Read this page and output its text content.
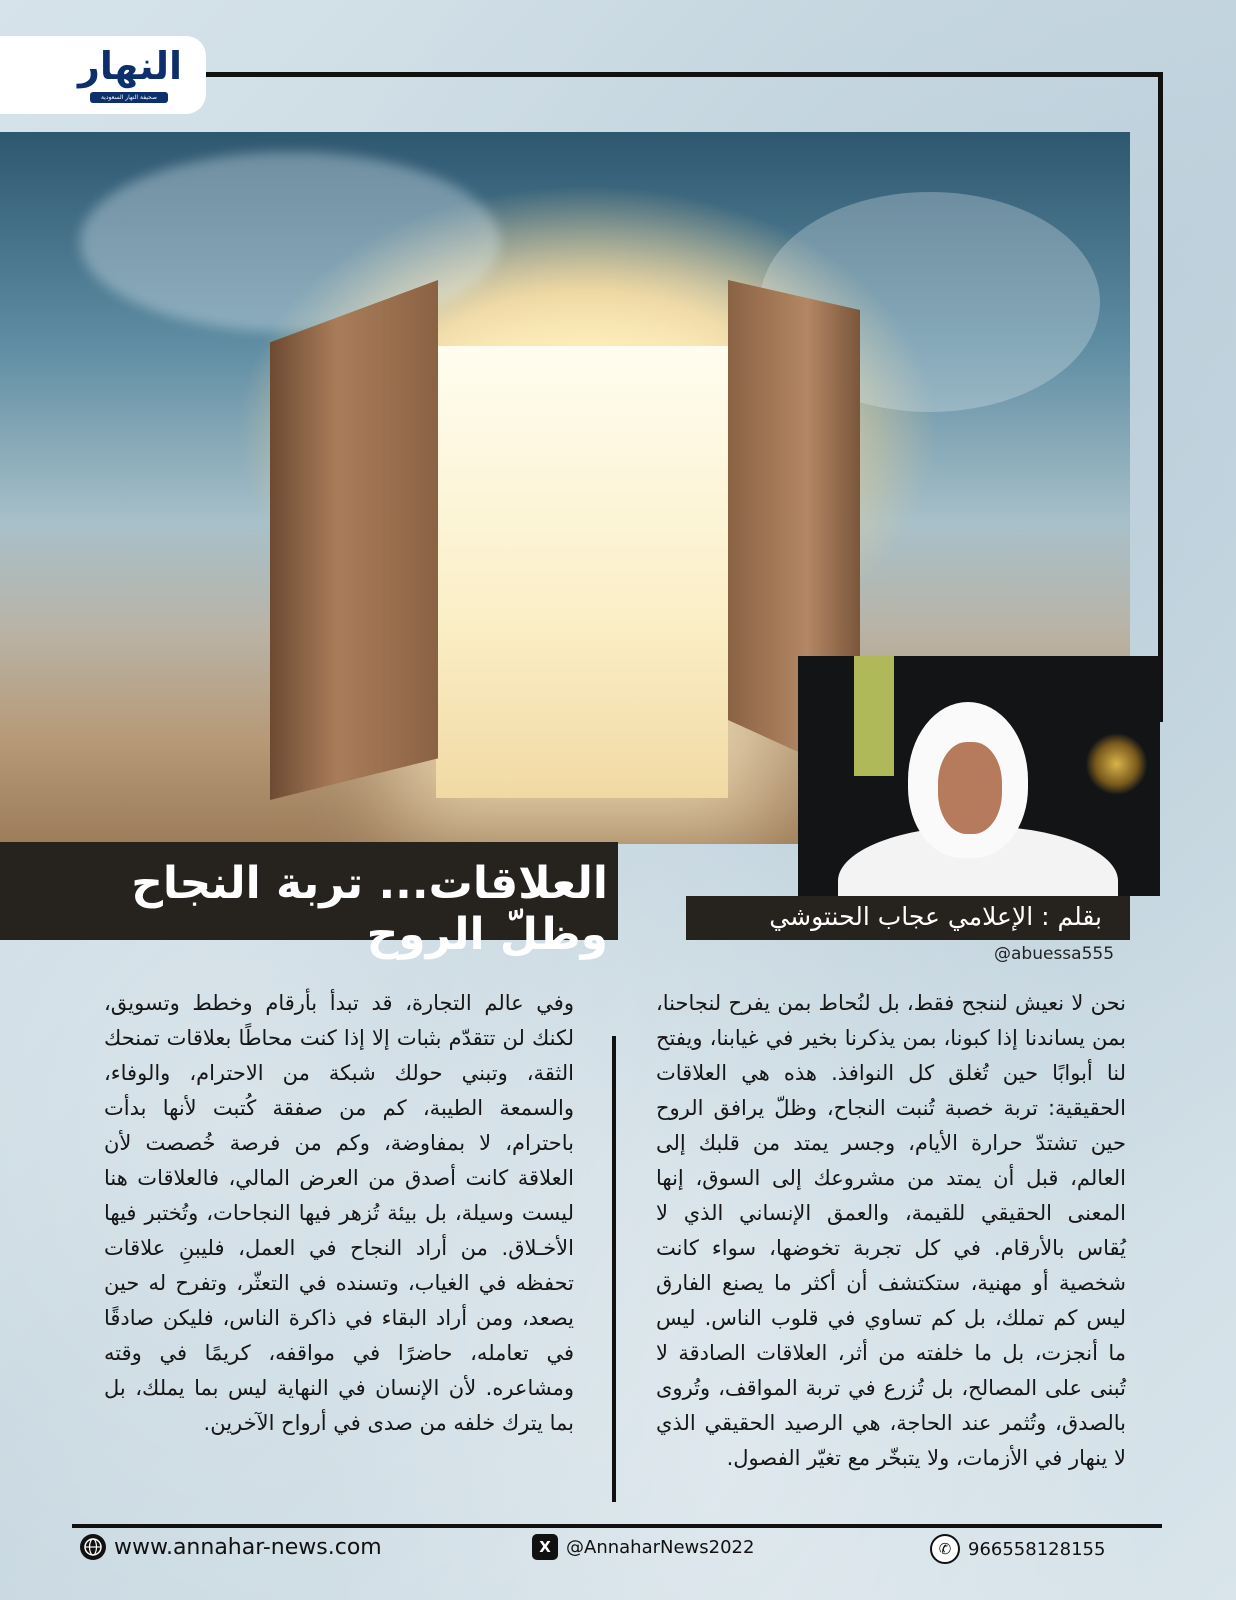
النهار
صحيفة النهار السعودية
العلاقات... تربة النجاح وظلّ الروح	بقلم : الإعلامي عجاب الحنتوشي
@abuessa555
نحن لا نعيش لننجح فقط، بل لنُحاط بمن يفرح لنجاحنا، بمن يساندنا إذا كبونا، بمن يذكرنا بخير في غيابنا، ويفتح لنا أبوابًا حين تُغلق كل النوافذ. هذه هي العلاقات الحقيقية: تربة خصبة تُنبت النجاح، وظلّ يرافق الروح حين تشتدّ حرارة الأيام، وجسر يمتد من قلبك إلى العالم، قبل أن يمتد من مشروعك إلى السوق، إنها المعنى الحقيقي للقيمة، والعمق الإنساني الذي لا يُقاس بالأرقام. في كل تجربة تخوضها، سواء كانت شخصية أو مهنية، ستكتشف أن أكثر ما يصنع الفارق ليس كم تملك، بل كم تساوي في قلوب الناس. ليس ما أنجزت، بل ما خلفته من أثر، العلاقات الصادقة لا تُبنى على المصالح، بل تُزرع في تربة المواقف، وتُروى بالصدق، وتُثمر عند الحاجة، هي الرصيد الحقيقي الذي لا ينهار في الأزمات، ولا يتبخّر مع تغيّر الفصول.
وفي عالم التجارة، قد تبدأ بأرقام وخطط وتسويق، لكنك لن تتقدّم بثبات إلا إذا كنت محاطًا بعلاقات تمنحك الثقة، وتبني حولك شبكة من الاحترام، والوفاء، والسمعة الطيبة، كم من صفقة كُتبت لأنها بدأت باحترام، لا بمفاوضة، وكم من فرصة خُصصت لأن العلاقة كانت أصدق من العرض المالي، فالعلاقات هنا ليست وسيلة، بل بيئة تُزهر فيها النجاحات، وتُختبر فيها الأخـلاق. من أراد النجاح في العمل، فليبنِ علاقات تحفظه في الغياب، وتسنده في التعثّر، وتفرح له حين يصعد، ومن أراد البقاء في ذاكرة الناس، فليكن صادقًا في تعامله، حاضرًا في مواقفه، كريمًا في وقته ومشاعره. لأن الإنسان في النهاية ليس بما يملك، بل بما يترك خلفه من صدى في أرواح الآخرين.
www.annahar-news.com	X @AnnaharNews2022	✆ 966558128155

______________________________

## WHAT YOU HAVE TO DO
Each line in the data that holds the string "الروح" should be found and copied.

## COMPLETE ANSWER
العلاقات... تربة النجاح وظلّ الروح	بقلم : الإعلامي عجاب الحنتوشي
نحن لا نعيش لننجح فقط، بل لنُحاط بمن يفرح لنجاحنا، بمن يساندنا إذا كبونا، بمن يذكرنا بخير في غيابنا، ويفتح لنا أبوابًا حين تُغلق كل النوافذ. هذه هي العلاقات الحقيقية: تربة خصبة تُنبت النجاح، وظلّ يرافق الروح حين تشتدّ حرارة الأيام، وجسر يمتد من قلبك إلى العالم، قبل أن يمتد من مشروعك إلى السوق، إنها المعنى الحقيقي للقيمة، والعمق الإنساني الذي لا يُقاس بالأرقام. في كل تجربة تخوضها، سواء كانت شخصية أو مهنية، ستكتشف أن أكثر ما يصنع الفارق ليس كم تملك، بل كم تساوي في قلوب الناس. ليس ما أنجزت، بل ما خلفته من أثر، العلاقات الصادقة لا تُبنى على المصالح، بل تُزرع في تربة المواقف، وتُروى بالصدق، وتُثمر عند الحاجة، هي الرصيد الحقيقي الذي لا ينهار في الأزمات، ولا يتبخّر مع تغيّر الفصول.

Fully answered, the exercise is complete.